> [Task instructions]:
Count how many lines of the material hold "title". Respond with that number alone.

-- Begin --

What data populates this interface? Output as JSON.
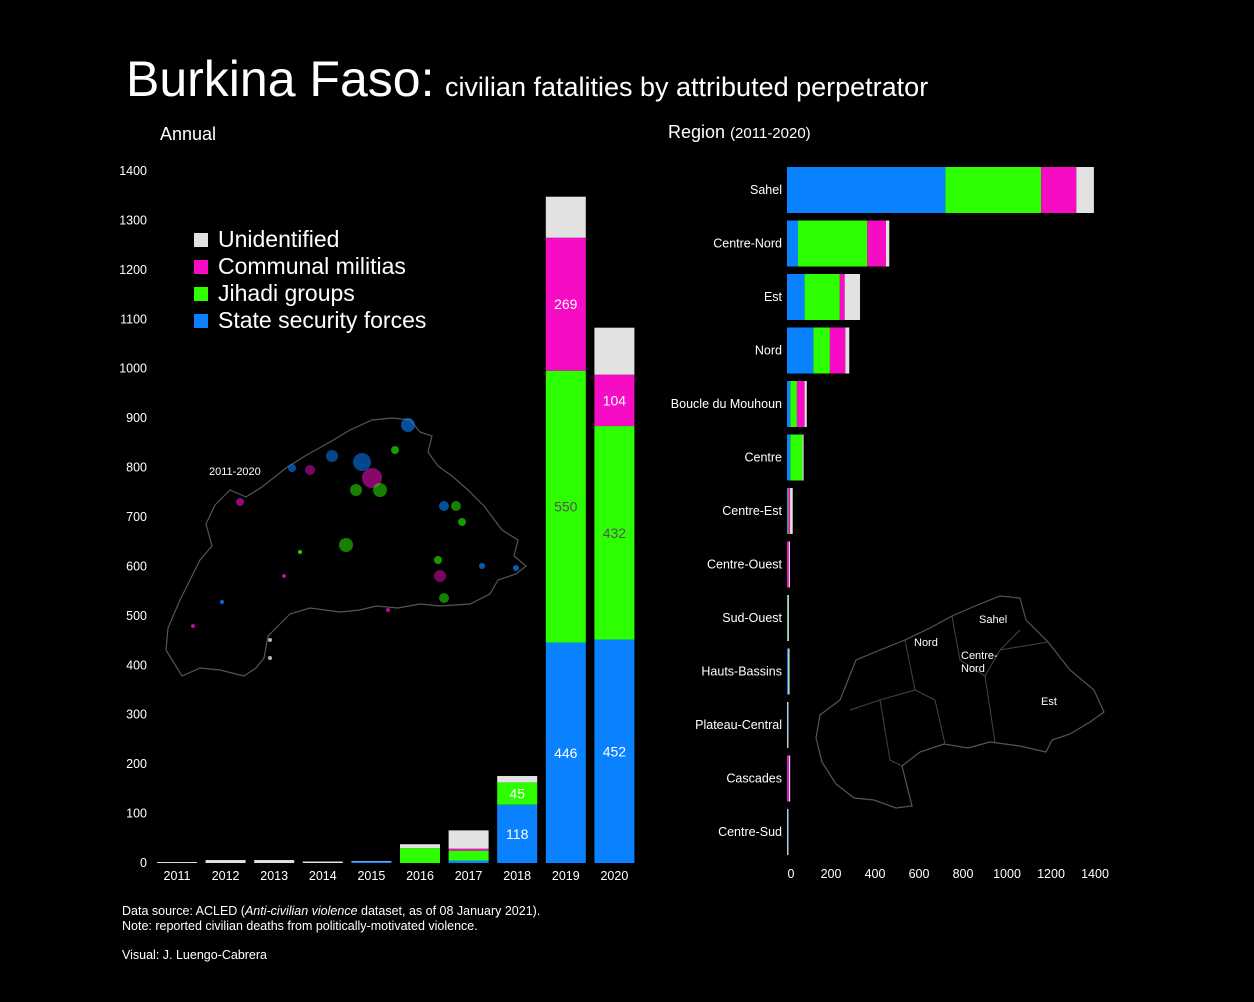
{
  "title": {
    "main": "Burkina Faso:",
    "sub": "civilian fatalities by attributed perpetrator"
  },
  "panels": {
    "annual": "Annual",
    "region": "Region",
    "region_period": "(2011-2020)",
    "inset_map_label": "2011-2020"
  },
  "colors": {
    "state": "#0a82ff",
    "jihadi": "#2dff00",
    "communal": "#f50cc4",
    "unidentified": "#e2e2e2",
    "background": "#000000"
  },
  "legend": [
    {
      "label": "Unidentified",
      "color": "#e2e2e2"
    },
    {
      "label": "Communal militias",
      "color": "#f50cc4"
    },
    {
      "label": "Jihadi groups",
      "color": "#2dff00"
    },
    {
      "label": "State security forces",
      "color": "#0a82ff"
    }
  ],
  "chart_data": [
    {
      "type": "bar",
      "stacked": true,
      "orientation": "vertical",
      "title": "Annual",
      "categories": [
        "2011",
        "2012",
        "2013",
        "2014",
        "2015",
        "2016",
        "2017",
        "2018",
        "2019",
        "2020"
      ],
      "y_ticks": [
        0,
        100,
        200,
        300,
        400,
        500,
        600,
        700,
        800,
        900,
        1000,
        1100,
        1200,
        1300,
        1400
      ],
      "ylim": [
        0,
        1400
      ],
      "series": [
        {
          "name": "State security forces",
          "color": "#0a82ff",
          "values": [
            0,
            0,
            0,
            0,
            3,
            0,
            5,
            118,
            446,
            452
          ]
        },
        {
          "name": "Jihadi groups",
          "color": "#2dff00",
          "values": [
            0,
            0,
            0,
            0,
            0,
            30,
            20,
            45,
            550,
            432
          ]
        },
        {
          "name": "Communal militias",
          "color": "#f50cc4",
          "values": [
            0,
            0,
            0,
            0,
            0,
            0,
            4,
            0,
            269,
            104
          ]
        },
        {
          "name": "Unidentified",
          "color": "#e2e2e2",
          "values": [
            2,
            6,
            6,
            3,
            1,
            8,
            37,
            13,
            83,
            95
          ]
        }
      ],
      "data_labels": [
        {
          "category": "2018",
          "series": "State security forces",
          "text": "118"
        },
        {
          "category": "2018",
          "series": "Jihadi groups",
          "text": "45"
        },
        {
          "category": "2019",
          "series": "State security forces",
          "text": "446"
        },
        {
          "category": "2019",
          "series": "Jihadi groups",
          "text": "550"
        },
        {
          "category": "2019",
          "series": "Communal militias",
          "text": "269"
        },
        {
          "category": "2020",
          "series": "State security forces",
          "text": "452"
        },
        {
          "category": "2020",
          "series": "Jihadi groups",
          "text": "432"
        },
        {
          "category": "2020",
          "series": "Communal militias",
          "text": "104"
        }
      ]
    },
    {
      "type": "bar",
      "stacked": true,
      "orientation": "horizontal",
      "title": "Region (2011-2020)",
      "categories": [
        "Sahel",
        "Centre-Nord",
        "Est",
        "Nord",
        "Boucle du Mouhoun",
        "Centre",
        "Centre-Est",
        "Centre-Ouest",
        "Sud-Ouest",
        "Hauts-Bassins",
        "Plateau-Central",
        "Cascades",
        "Centre-Sud"
      ],
      "x_ticks": [
        0,
        200,
        400,
        600,
        800,
        1000,
        1200,
        1400
      ],
      "xlim": [
        0,
        1400
      ],
      "series": [
        {
          "name": "State security forces",
          "color": "#0a82ff",
          "values": [
            720,
            50,
            80,
            120,
            15,
            15,
            3,
            0,
            2,
            5,
            1,
            1,
            1
          ]
        },
        {
          "name": "Jihadi groups",
          "color": "#2dff00",
          "values": [
            435,
            315,
            160,
            75,
            30,
            55,
            3,
            0,
            1,
            1,
            0,
            0,
            0
          ]
        },
        {
          "name": "Communal militias",
          "color": "#f50cc4",
          "values": [
            160,
            85,
            22,
            70,
            35,
            0,
            8,
            8,
            0,
            0,
            0,
            8,
            0
          ]
        },
        {
          "name": "Unidentified",
          "color": "#e2e2e2",
          "values": [
            80,
            15,
            70,
            18,
            10,
            2,
            12,
            2,
            3,
            2,
            3,
            3,
            2
          ]
        }
      ]
    }
  ],
  "region_map_labels": [
    "Sahel",
    "Nord",
    "Centre-Nord",
    "Est"
  ],
  "footer": {
    "source_prefix": "Data source: ACLED (",
    "source_dataset": "Anti-civilian violence",
    "source_suffix": " dataset, as of 08 January 2021).",
    "note": "Note: reported civilian deaths from politically-motivated violence.",
    "credit": "Visual: J. Luengo-Cabrera"
  }
}
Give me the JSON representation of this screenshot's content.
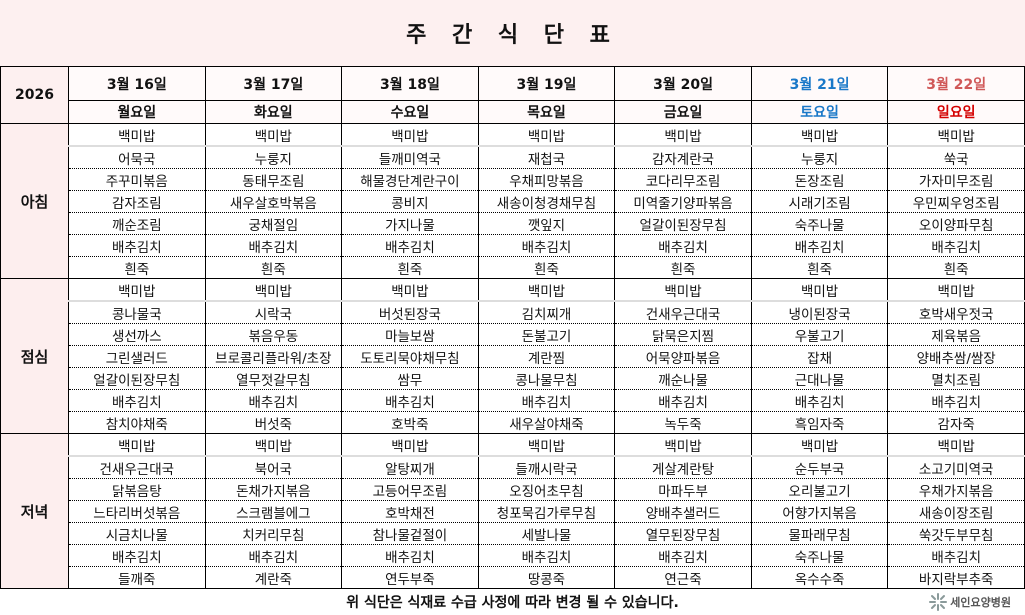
{
  "title": "주 간 식 단 표",
  "year": "2026",
  "days": [
    {
      "date": "3월 16일",
      "weekday": "월요일"
    },
    {
      "date": "3월 17일",
      "weekday": "화요일"
    },
    {
      "date": "3월 18일",
      "weekday": "수요일"
    },
    {
      "date": "3월 19일",
      "weekday": "목요일"
    },
    {
      "date": "3월 20일",
      "weekday": "금요일"
    },
    {
      "date": "3월 21일",
      "weekday": "토요일"
    },
    {
      "date": "3월 22일",
      "weekday": "일요일"
    }
  ],
  "colors": {
    "saturday": "#1a78c8",
    "sunday_date": "#d05858",
    "sunday_weekday": "#d40000",
    "header_bg": "#fdf0f0"
  },
  "meals": [
    {
      "label": "아침",
      "rows": [
        [
          "백미밥",
          "백미밥",
          "백미밥",
          "백미밥",
          "백미밥",
          "백미밥",
          "백미밥"
        ],
        [
          "어묵국",
          "누룽지",
          "들깨미역국",
          "재첩국",
          "감자계란국",
          "누룽지",
          "쑥국"
        ],
        [
          "주꾸미볶음",
          "동태무조림",
          "해물경단계란구이",
          "우채피망볶음",
          "코다리무조림",
          "돈장조림",
          "가자미무조림"
        ],
        [
          "감자조림",
          "새우살호박볶음",
          "콩비지",
          "새송이청경채무침",
          "미역줄기양파볶음",
          "시래기조림",
          "우민찌우엉조림"
        ],
        [
          "깨순조림",
          "궁채절임",
          "가지나물",
          "깻잎지",
          "얼갈이된장무침",
          "숙주나물",
          "오이양파무침"
        ],
        [
          "배추김치",
          "배추김치",
          "배추김치",
          "배추김치",
          "배추김치",
          "배추김치",
          "배추김치"
        ],
        [
          "흰죽",
          "흰죽",
          "흰죽",
          "흰죽",
          "흰죽",
          "흰죽",
          "흰죽"
        ]
      ]
    },
    {
      "label": "점심",
      "rows": [
        [
          "백미밥",
          "백미밥",
          "백미밥",
          "백미밥",
          "백미밥",
          "백미밥",
          "백미밥"
        ],
        [
          "콩나물국",
          "시락국",
          "버섯된장국",
          "김치찌개",
          "건새우근대국",
          "냉이된장국",
          "호박새우젓국"
        ],
        [
          "생선까스",
          "볶음우동",
          "마늘보쌈",
          "돈불고기",
          "닭묵은지찜",
          "우불고기",
          "제육볶음"
        ],
        [
          "그린샐러드",
          "브로콜리플라워/초장",
          "도토리묵야채무침",
          "계란찜",
          "어묵양파볶음",
          "잡채",
          "양배추쌈/쌈장"
        ],
        [
          "얼갈이된장무침",
          "열무젓갈무침",
          "쌈무",
          "콩나물무침",
          "깨순나물",
          "근대나물",
          "멸치조림"
        ],
        [
          "배추김치",
          "배추김치",
          "배추김치",
          "배추김치",
          "배추김치",
          "배추김치",
          "배추김치"
        ],
        [
          "참치야채죽",
          "버섯죽",
          "호박죽",
          "새우살야채죽",
          "녹두죽",
          "흑임자죽",
          "감자죽"
        ]
      ]
    },
    {
      "label": "저녁",
      "rows": [
        [
          "백미밥",
          "백미밥",
          "백미밥",
          "백미밥",
          "백미밥",
          "백미밥",
          "백미밥"
        ],
        [
          "건새우근대국",
          "북어국",
          "알탕찌개",
          "들깨시락국",
          "게살계란탕",
          "순두부국",
          "소고기미역국"
        ],
        [
          "닭볶음탕",
          "돈채가지볶음",
          "고등어무조림",
          "오징어초무침",
          "마파두부",
          "오리불고기",
          "우채가지볶음"
        ],
        [
          "느타리버섯볶음",
          "스크램블에그",
          "호박채전",
          "청포묵김가루무침",
          "양배추샐러드",
          "어향가지볶음",
          "새송이장조림"
        ],
        [
          "시금치나물",
          "치커리무침",
          "참나물겉절이",
          "세발나물",
          "열무된장무침",
          "물파래무침",
          "쑥갓두부무침"
        ],
        [
          "배추김치",
          "배추김치",
          "배추김치",
          "배추김치",
          "배추김치",
          "숙주나물",
          "배추김치"
        ],
        [
          "들깨죽",
          "계란죽",
          "연두부죽",
          "땅콩죽",
          "연근죽",
          "옥수수죽",
          "바지락부추죽"
        ]
      ]
    }
  ],
  "footer": {
    "notice": "위 식단은 식재료 수급 사정에 따라 변경 될 수 있습니다.",
    "logo_text": "세인요양병원",
    "logo_icon": "sparkle-icon"
  }
}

-- End --

> [Answer for this exercise]:
4